-- Start --
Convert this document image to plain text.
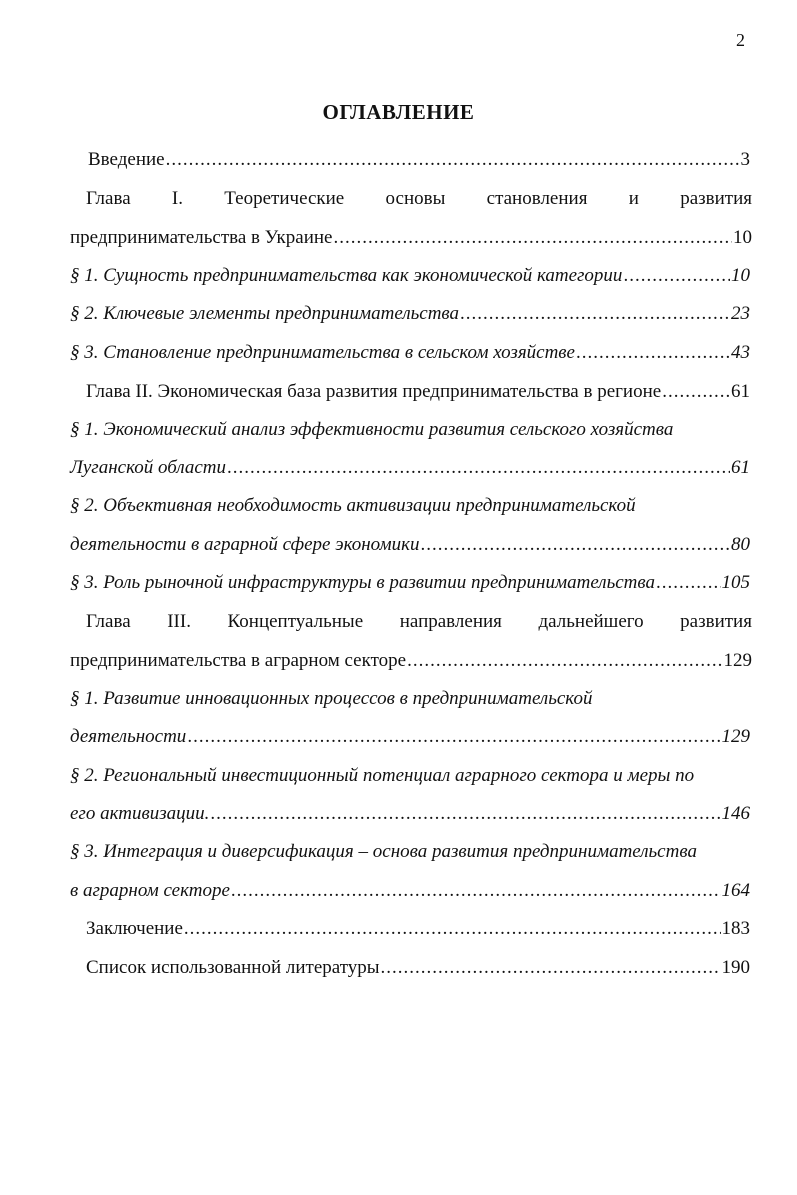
2
ОГЛАВЛЕНИЕ
Введение .....	3
Глава I. Теоретические основы становления и развития
предпринимательства в Украине .....	10
§ 1. Сущность предпринимательства как экономической категории .....	10
§ 2. Ключевые элементы предпринимательства .....	23
§ 3. Становление предпринимательства в сельском хозяйстве .....	43
Глава II. Экономическая база развития предпринимательства в регионе .....	61
§ 1. Экономический анализ эффективности развития сельского хозяйства
Луганской области .....	61
§ 2. Объективная необходимость активизации предпринимательской
деятельности в аграрной сфере экономики .....	80
§ 3. Роль рыночной инфраструктуры в развитии предпринимательства .....	105
Глава III. Концептуальные направления дальнейшего развития
предпринимательства в аграрном секторе .....	129
§ 1. Развитие инновационных процессов в предпринимательской
деятельности .....	129
§ 2. Региональный инвестиционный потенциал аграрного сектора и меры по
его активизации. .....	146
§ 3. Интеграция и диверсификация – основа развития предпринимательства
в аграрном секторе .....	164
Заключение .....	183
Список использованной литературы .....	190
-- End --
### [PROMPT]
Copy each line in full and exactly, omitting any picture.

### [PROBLEM SOLUTION]
Convert this document image to plain text.
2
ОГЛАВЛЕНИЕ
Введение .....	3
Глава I. Теоретические основы становления и развития
предпринимательства в Украине .....	10
§ 1. Сущность предпринимательства как экономической категории .....	10
§ 2. Ключевые элементы предпринимательства .....	23
§ 3. Становление предпринимательства в сельском хозяйстве .....	43
Глава II. Экономическая база развития предпринимательства в регионе .....	61
§ 1. Экономический анализ эффективности развития сельского хозяйства
Луганской области .....	61
§ 2. Объективная необходимость активизации предпринимательской
деятельности в аграрной сфере экономики .....	80
§ 3. Роль рыночной инфраструктуры в развитии предпринимательства .....	105
Глава III. Концептуальные направления дальнейшего развития
предпринимательства в аграрном секторе .....	129
§ 1. Развитие инновационных процессов в предпринимательской
деятельности .....	129
§ 2. Региональный инвестиционный потенциал аграрного сектора и меры по
его активизации. .....	146
§ 3. Интеграция и диверсификация – основа развития предпринимательства
в аграрном секторе .....	164
Заключение .....	183
Список использованной литературы .....	190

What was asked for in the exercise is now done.